● **PROBLEM TO SOLVE**:
Copy, in full, each line of the material that holds the word "name".

● **EXERCISE DATA**:
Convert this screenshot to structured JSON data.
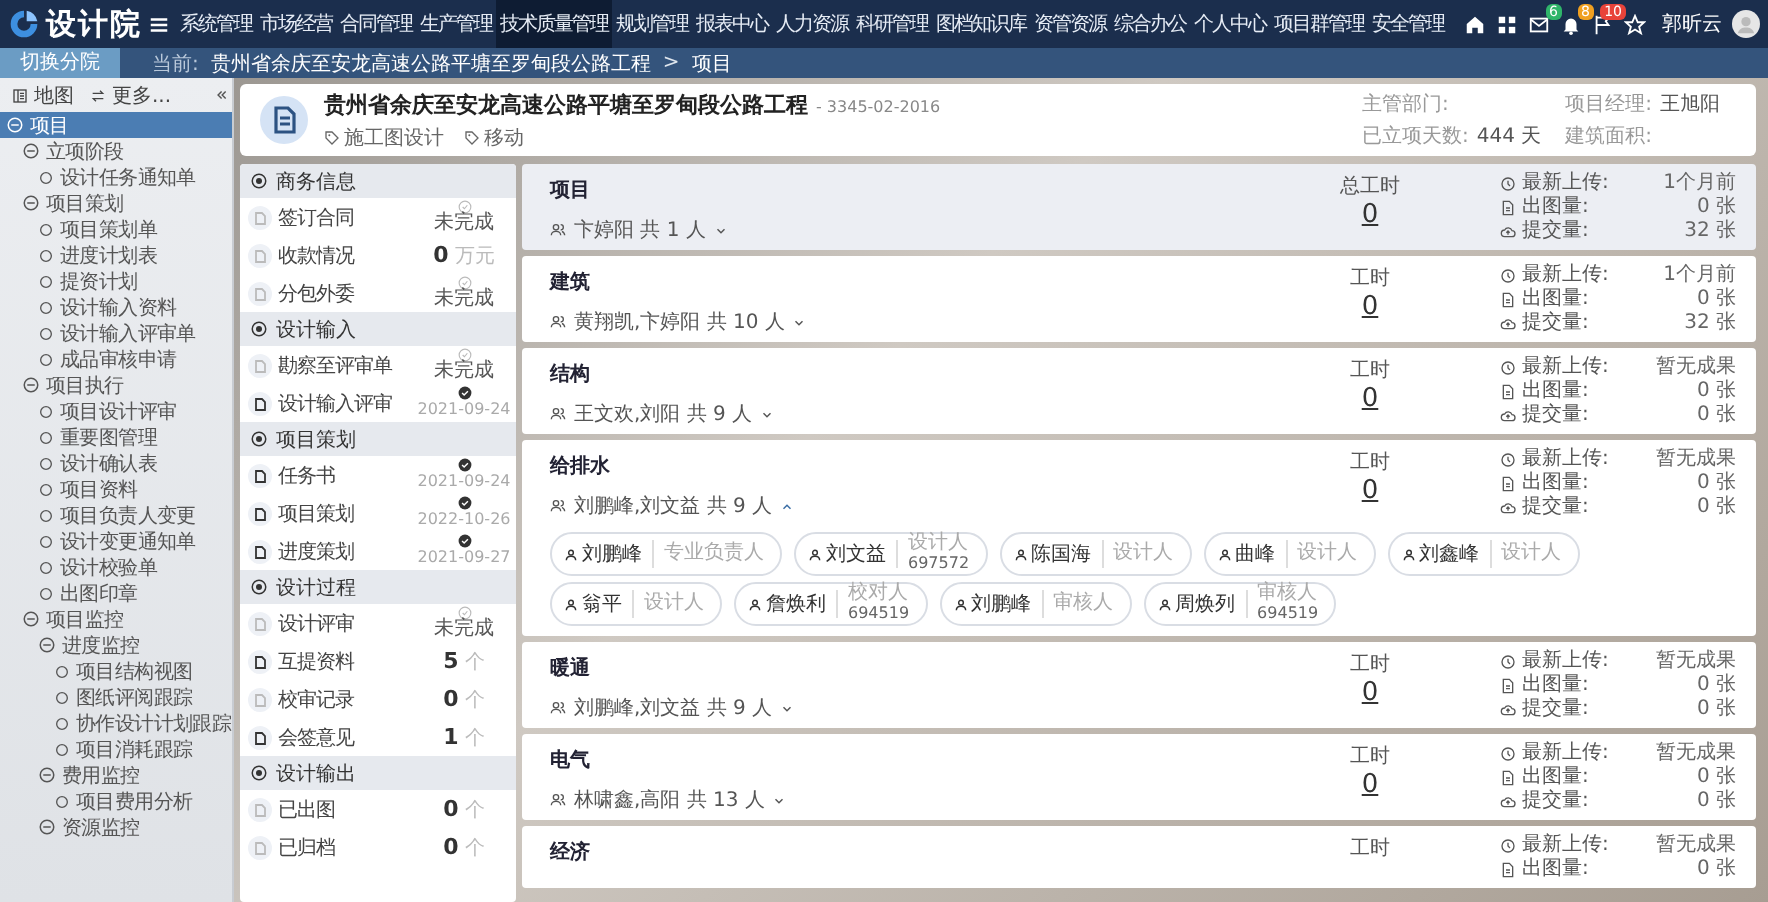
{
  "top_bar": {
    "logo": "设计院",
    "menu": [
      {
        "label": "系统管理",
        "selected": false
      },
      {
        "label": "市场经营",
        "selected": false
      },
      {
        "label": "合同管理",
        "selected": false
      },
      {
        "label": "生产管理",
        "selected": false
      },
      {
        "label": "技术质量管理",
        "selected": true
      },
      {
        "label": "规划管理",
        "selected": false
      },
      {
        "label": "报表中心",
        "selected": false
      },
      {
        "label": "人力资源",
        "selected": false
      },
      {
        "label": "科研管理",
        "selected": false
      },
      {
        "label": "图档知识库",
        "selected": false
      },
      {
        "label": "资管资源",
        "selected": false
      },
      {
        "label": "综合办公",
        "selected": false
      },
      {
        "label": "个人中心",
        "selected": false
      },
      {
        "label": "项目群管理",
        "selected": false
      },
      {
        "label": "安全管理",
        "selected": false
      }
    ],
    "tools": [
      {
        "kind": "home"
      },
      {
        "kind": "grid"
      },
      {
        "kind": "mail",
        "count": "6",
        "color": "#2fb56a"
      },
      {
        "kind": "bell",
        "count": "8",
        "color": "#f0a020"
      },
      {
        "kind": "flag",
        "count": "10",
        "color": "#e8433a"
      },
      {
        "kind": "star"
      }
    ],
    "user": "郭昕云"
  },
  "breadcrumb": {
    "button": "切换分院",
    "label": "当前:",
    "separator": ">",
    "path": [
      "贵州省余庆至安龙高速公路平塘至罗甸段公路工程",
      "项目"
    ]
  },
  "sidebar": {
    "tabs": [
      {
        "kind": "list",
        "label": "地图"
      },
      {
        "kind": "swap",
        "label": "更多..."
      }
    ],
    "items": [
      {
        "label": "项目",
        "selected": true,
        "expanded": true,
        "children": [
          {
            "label": "立项阶段",
            "selected": false,
            "expanded": true,
            "children": [
              {
                "label": "设计任务通知单",
                "selected": false
              }
            ]
          },
          {
            "label": "项目策划",
            "selected": false,
            "expanded": true,
            "children": [
              {
                "label": "项目策划单",
                "selected": false
              },
              {
                "label": "进度计划表",
                "selected": false
              },
              {
                "label": "提资计划",
                "selected": false
              },
              {
                "label": "设计输入资料",
                "selected": false
              },
              {
                "label": "设计输入评审单",
                "selected": false
              },
              {
                "label": "成品审核申请",
                "selected": false
              }
            ]
          },
          {
            "label": "项目执行",
            "selected": false,
            "expanded": true,
            "children": [
              {
                "label": "项目设计评审",
                "selected": false
              },
              {
                "label": "重要图管理",
                "selected": false
              },
              {
                "label": "设计确认表",
                "selected": false
              },
              {
                "label": "项目资料",
                "selected": false
              },
              {
                "label": "项目负责人变更",
                "selected": false
              },
              {
                "label": "设计变更通知单",
                "selected": false
              },
              {
                "label": "设计校验单",
                "selected": false
              },
              {
                "label": "出图印章",
                "selected": false
              }
            ]
          },
          {
            "label": "项目监控",
            "selected": false,
            "expanded": true,
            "children": [
              {
                "label": "进度监控",
                "selected": false,
                "expanded": true,
                "children": [
                  {
                    "label": "项目结构视图",
                    "selected": false
                  },
                  {
                    "label": "图纸评阅跟踪",
                    "selected": false
                  },
                  {
                    "label": "协作设计计划跟踪",
                    "selected": false
                  },
                  {
                    "label": "项目消耗跟踪",
                    "selected": false
                  }
                ]
              },
              {
                "label": "费用监控",
                "selected": false,
                "expanded": true,
                "children": [
                  {
                    "label": "项目费用分析",
                    "selected": false
                  }
                ]
              },
              {
                "label": "资源监控",
                "selected": false,
                "expanded": true
              }
            ]
          }
        ]
      }
    ]
  },
  "project": {
    "title": "贵州省余庆至安龙高速公路平塘至罗甸段公路工程",
    "code": "- 3345-02-2016",
    "tags": [
      "施工图设计",
      "移动"
    ],
    "info": [
      [
        {
          "label": "主管部门:"
        },
        {
          "label": "项目经理:",
          "value": "王旭阳"
        }
      ],
      [
        {
          "label": "已立项天数:",
          "value": "444 天"
        },
        {
          "label": "建筑面积:"
        }
      ]
    ]
  },
  "panel": {
    "sections": [
      {
        "title": "商务信息",
        "rows": [
          {
            "kind": "status",
            "label": "签订合同",
            "done": false,
            "value": "未完成",
            "highlighted": false
          },
          {
            "kind": "count",
            "label": "收款情况",
            "value": "0",
            "unit": "万元",
            "highlighted": false
          },
          {
            "kind": "status",
            "label": "分包外委",
            "done": false,
            "value": "未完成",
            "highlighted": false
          }
        ]
      },
      {
        "title": "设计输入",
        "rows": [
          {
            "kind": "status",
            "label": "勘察至评审单",
            "done": false,
            "value": "未完成",
            "highlighted": false
          },
          {
            "kind": "status",
            "label": "设计输入评审",
            "done": true,
            "value": "2021-09-24",
            "highlighted": true
          }
        ]
      },
      {
        "title": "项目策划",
        "rows": [
          {
            "kind": "status",
            "label": "任务书",
            "done": true,
            "value": "2021-09-24",
            "highlighted": true
          },
          {
            "kind": "status",
            "label": "项目策划",
            "done": true,
            "value": "2022-10-26",
            "highlighted": true
          },
          {
            "kind": "status",
            "label": "进度策划",
            "done": true,
            "value": "2021-09-27",
            "highlighted": true
          }
        ]
      },
      {
        "title": "设计过程",
        "rows": [
          {
            "kind": "status",
            "label": "设计评审",
            "done": false,
            "value": "未完成",
            "highlighted": false
          },
          {
            "kind": "count",
            "label": "互提资料",
            "value": "5",
            "unit": "个",
            "highlighted": true
          },
          {
            "kind": "count",
            "label": "校审记录",
            "value": "0",
            "unit": "个",
            "highlighted": false
          },
          {
            "kind": "count",
            "label": "会签意见",
            "value": "1",
            "unit": "个",
            "highlighted": true
          }
        ]
      },
      {
        "title": "设计输出",
        "rows": [
          {
            "kind": "count",
            "label": "已出图",
            "value": "0",
            "unit": "个",
            "highlighted": false
          },
          {
            "kind": "count",
            "label": "已归档",
            "value": "0",
            "unit": "个",
            "highlighted": false
          }
        ]
      }
    ]
  },
  "disciplines": [
    {
      "title": "项目",
      "selected": true,
      "members": "卞婷阳 共 1 人",
      "expanded": false,
      "hours_label": "总工时",
      "hours": "0",
      "stats": [
        {
          "kind": "clock",
          "label": "最新上传:",
          "value": "1个月前"
        },
        {
          "kind": "file",
          "label": "出图量:",
          "value": "0 张"
        },
        {
          "kind": "cloud",
          "label": "提交量:",
          "value": "32 张"
        }
      ]
    },
    {
      "title": "建筑",
      "selected": false,
      "members": "黄翔凯,卞婷阳 共 10 人",
      "expanded": false,
      "hours_label": "工时",
      "hours": "0",
      "stats": [
        {
          "kind": "clock",
          "label": "最新上传:",
          "value": "1个月前"
        },
        {
          "kind": "file",
          "label": "出图量:",
          "value": "0 张"
        },
        {
          "kind": "cloud",
          "label": "提交量:",
          "value": "32 张"
        }
      ]
    },
    {
      "title": "结构",
      "selected": false,
      "members": "王文欢,刘阳 共 9 人",
      "expanded": false,
      "hours_label": "工时",
      "hours": "0",
      "stats": [
        {
          "kind": "clock",
          "label": "最新上传:",
          "value": "暂无成果"
        },
        {
          "kind": "file",
          "label": "出图量:",
          "value": "0 张"
        },
        {
          "kind": "cloud",
          "label": "提交量:",
          "value": "0 张"
        }
      ]
    },
    {
      "title": "给排水",
      "selected": false,
      "members": "刘鹏峰,刘文益 共 9 人",
      "expanded": true,
      "hours_label": "工时",
      "hours": "0",
      "stats": [
        {
          "kind": "clock",
          "label": "最新上传:",
          "value": "暂无成果"
        },
        {
          "kind": "file",
          "label": "出图量:",
          "value": "0 张"
        },
        {
          "kind": "cloud",
          "label": "提交量:",
          "value": "0 张"
        }
      ],
      "chips": [
        {
          "name": "刘鹏峰",
          "role": "专业负责人"
        },
        {
          "name": "刘文益",
          "role": "设计人",
          "number": "697572"
        },
        {
          "name": "陈国海",
          "role": "设计人"
        },
        {
          "name": "曲峰",
          "role": "设计人"
        },
        {
          "name": "刘鑫峰",
          "role": "设计人"
        },
        {
          "name": "翁平",
          "role": "设计人"
        },
        {
          "name": "詹焕利",
          "role": "校对人",
          "number": "694519"
        },
        {
          "name": "刘鹏峰",
          "role": "审核人"
        },
        {
          "name": "周焕列",
          "role": "审核人",
          "number": "694519"
        }
      ]
    },
    {
      "title": "暖通",
      "selected": false,
      "members": "刘鹏峰,刘文益 共 9 人",
      "expanded": false,
      "hours_label": "工时",
      "hours": "0",
      "stats": [
        {
          "kind": "clock",
          "label": "最新上传:",
          "value": "暂无成果"
        },
        {
          "kind": "file",
          "label": "出图量:",
          "value": "0 张"
        },
        {
          "kind": "cloud",
          "label": "提交量:",
          "value": "0 张"
        }
      ]
    },
    {
      "title": "电气",
      "selected": false,
      "members": "林啸鑫,高阳 共 13 人",
      "expanded": false,
      "hours_label": "工时",
      "hours": "0",
      "stats": [
        {
          "kind": "clock",
          "label": "最新上传:",
          "value": "暂无成果"
        },
        {
          "kind": "file",
          "label": "出图量:",
          "value": "0 张"
        },
        {
          "kind": "cloud",
          "label": "提交量:",
          "value": "0 张"
        }
      ]
    },
    {
      "title": "经济",
      "selected": false,
      "hours_label": "工时",
      "stats": [
        {
          "kind": "clock",
          "label": "最新上传:",
          "value": "暂无成果"
        },
        {
          "kind": "file",
          "label": "出图量:",
          "value": "0 张"
        }
      ]
    }
  ]
}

● **ANSWER TO THE TASK**:
          "name": "刘鹏峰",
          "name": "刘文益",
          "name": "陈国海",
          "name": "曲峰",
          "name": "刘鑫峰",
          "name": "翁平",
          "name": "詹焕利",
          "name": "刘鹏峰",
          "name": "周焕列",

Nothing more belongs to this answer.